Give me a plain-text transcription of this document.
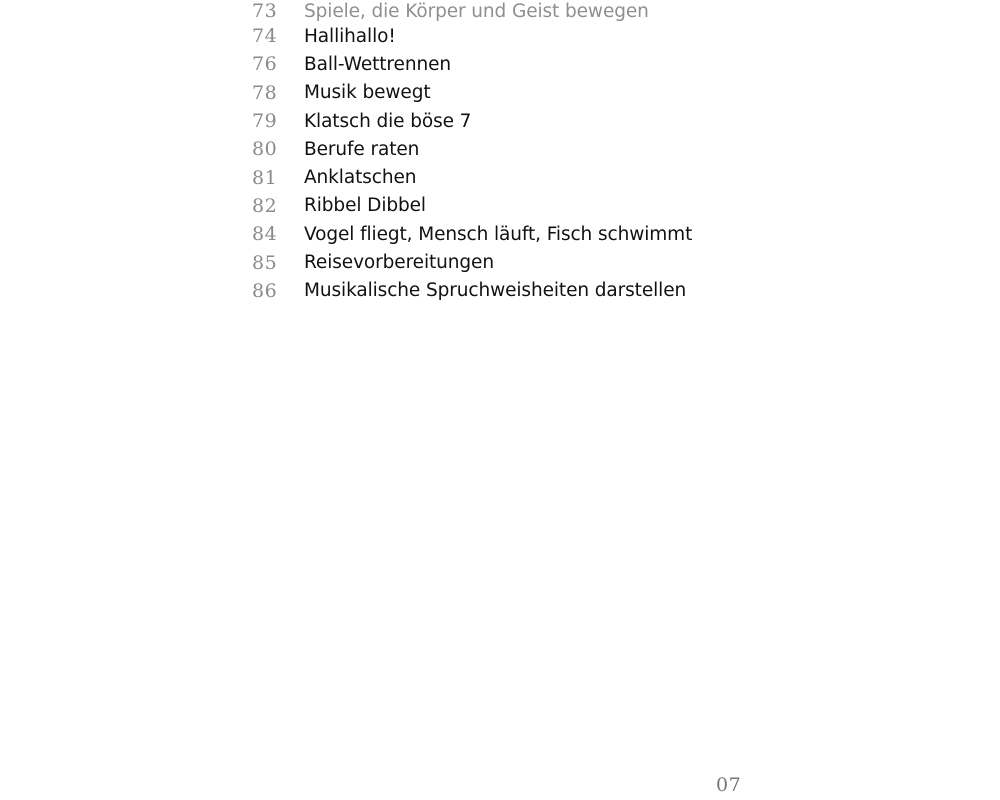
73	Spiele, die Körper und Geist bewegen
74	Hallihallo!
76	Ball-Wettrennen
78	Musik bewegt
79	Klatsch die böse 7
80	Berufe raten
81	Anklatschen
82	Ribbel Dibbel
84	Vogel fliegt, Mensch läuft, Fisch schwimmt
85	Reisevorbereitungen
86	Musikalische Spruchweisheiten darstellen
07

☆ ☆ ☆ ☆ ☆

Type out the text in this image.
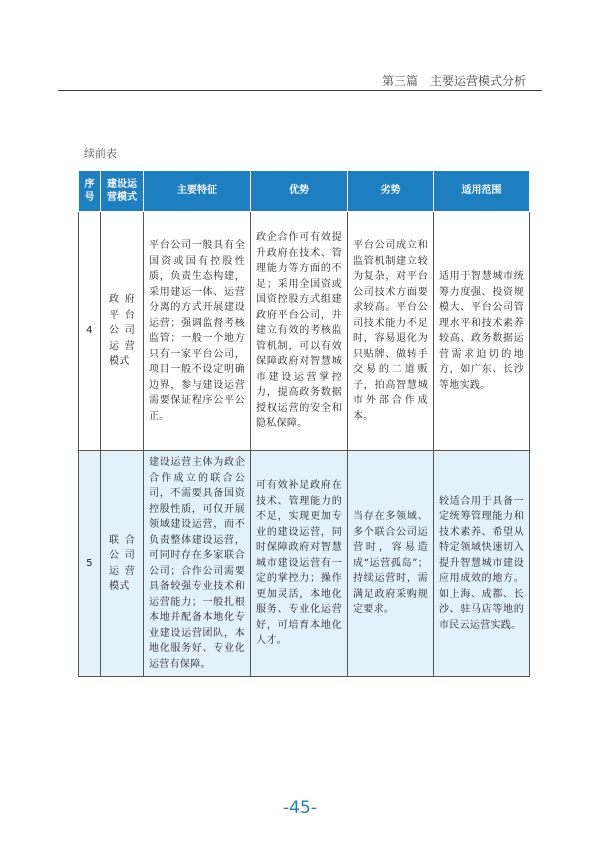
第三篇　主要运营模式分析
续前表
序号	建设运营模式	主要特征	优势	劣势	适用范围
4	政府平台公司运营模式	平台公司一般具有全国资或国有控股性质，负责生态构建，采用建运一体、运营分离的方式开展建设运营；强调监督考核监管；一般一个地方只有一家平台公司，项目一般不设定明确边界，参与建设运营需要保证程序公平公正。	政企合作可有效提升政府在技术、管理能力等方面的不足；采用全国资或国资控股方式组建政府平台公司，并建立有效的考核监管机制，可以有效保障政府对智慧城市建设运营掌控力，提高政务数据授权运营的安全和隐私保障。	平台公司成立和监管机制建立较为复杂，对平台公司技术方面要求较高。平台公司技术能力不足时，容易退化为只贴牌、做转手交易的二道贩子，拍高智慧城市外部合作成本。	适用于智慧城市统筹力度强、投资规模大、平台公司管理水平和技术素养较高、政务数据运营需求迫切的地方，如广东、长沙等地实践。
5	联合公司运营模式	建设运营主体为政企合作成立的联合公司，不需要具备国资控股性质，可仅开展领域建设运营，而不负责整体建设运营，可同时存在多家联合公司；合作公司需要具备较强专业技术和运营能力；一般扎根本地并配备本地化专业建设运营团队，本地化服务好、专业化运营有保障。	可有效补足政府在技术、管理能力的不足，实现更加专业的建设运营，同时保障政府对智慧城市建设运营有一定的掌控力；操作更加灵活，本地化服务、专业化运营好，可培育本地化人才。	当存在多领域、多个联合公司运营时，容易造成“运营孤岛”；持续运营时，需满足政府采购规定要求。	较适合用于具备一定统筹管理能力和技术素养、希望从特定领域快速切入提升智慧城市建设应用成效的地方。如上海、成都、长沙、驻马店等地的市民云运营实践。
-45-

☆ ☆ ☆ ☆ ☆

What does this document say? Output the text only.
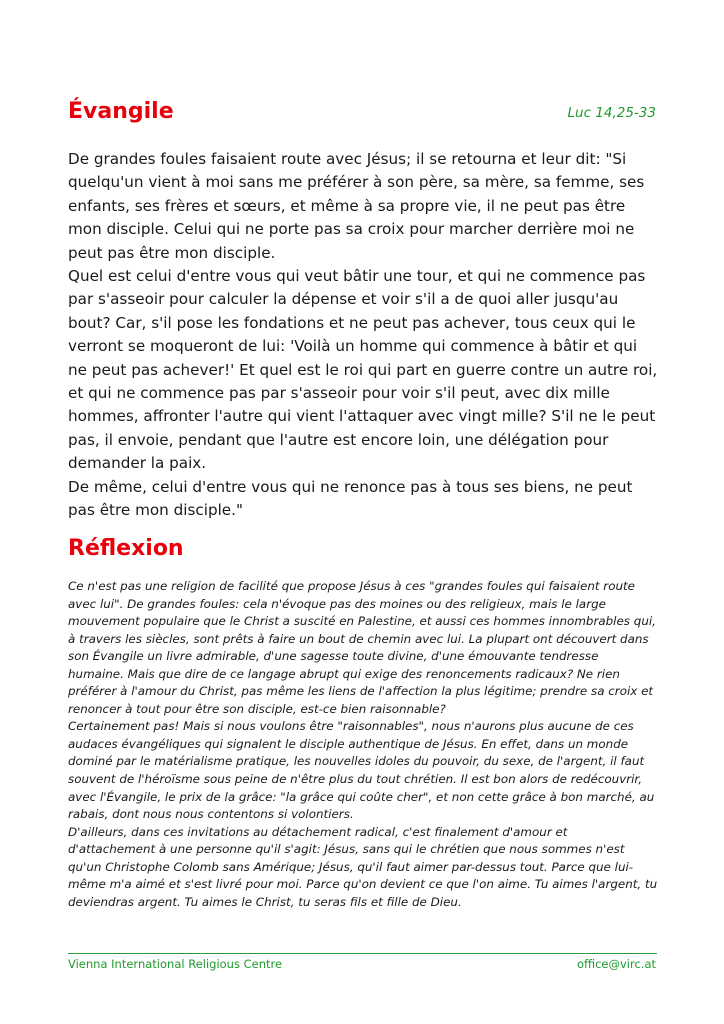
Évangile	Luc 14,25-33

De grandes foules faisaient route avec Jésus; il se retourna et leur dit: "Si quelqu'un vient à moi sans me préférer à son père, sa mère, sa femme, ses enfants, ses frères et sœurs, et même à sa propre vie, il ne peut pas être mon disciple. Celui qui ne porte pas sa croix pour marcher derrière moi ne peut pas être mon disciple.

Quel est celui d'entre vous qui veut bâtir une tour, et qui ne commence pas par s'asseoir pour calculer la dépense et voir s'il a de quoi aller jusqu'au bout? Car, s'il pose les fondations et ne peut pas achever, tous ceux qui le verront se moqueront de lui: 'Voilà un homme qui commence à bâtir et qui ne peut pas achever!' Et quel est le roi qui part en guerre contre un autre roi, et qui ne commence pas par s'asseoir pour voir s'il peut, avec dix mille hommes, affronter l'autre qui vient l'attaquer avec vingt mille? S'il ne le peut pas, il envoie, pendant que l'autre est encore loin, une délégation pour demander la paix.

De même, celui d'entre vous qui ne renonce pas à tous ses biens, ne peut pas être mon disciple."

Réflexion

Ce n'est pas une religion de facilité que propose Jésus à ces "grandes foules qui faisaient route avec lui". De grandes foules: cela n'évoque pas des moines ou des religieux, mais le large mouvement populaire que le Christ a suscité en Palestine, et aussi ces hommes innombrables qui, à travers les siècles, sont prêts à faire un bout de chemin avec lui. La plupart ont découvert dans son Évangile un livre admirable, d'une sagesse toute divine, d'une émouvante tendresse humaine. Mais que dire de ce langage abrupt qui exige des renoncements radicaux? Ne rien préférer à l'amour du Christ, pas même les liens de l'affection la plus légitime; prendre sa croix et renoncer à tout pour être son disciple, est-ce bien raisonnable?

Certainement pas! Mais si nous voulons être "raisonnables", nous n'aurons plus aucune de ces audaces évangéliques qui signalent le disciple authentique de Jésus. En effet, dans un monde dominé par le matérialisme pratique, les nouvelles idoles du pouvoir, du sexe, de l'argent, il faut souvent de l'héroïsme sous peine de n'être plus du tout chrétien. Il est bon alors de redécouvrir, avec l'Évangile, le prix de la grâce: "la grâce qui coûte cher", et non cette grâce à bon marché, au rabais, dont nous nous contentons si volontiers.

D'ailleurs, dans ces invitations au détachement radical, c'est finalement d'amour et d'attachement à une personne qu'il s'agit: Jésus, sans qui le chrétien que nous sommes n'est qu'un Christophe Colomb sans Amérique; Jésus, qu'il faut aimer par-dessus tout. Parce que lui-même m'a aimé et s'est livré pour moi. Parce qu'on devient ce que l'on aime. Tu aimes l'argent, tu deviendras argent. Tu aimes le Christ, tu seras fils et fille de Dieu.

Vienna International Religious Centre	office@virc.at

☆ ☆ ☆ ☆ ☆

> EXERCISE TASK: Count every line of the material above that holds the string "this", then state only the total.

> FINISHED TASK: 3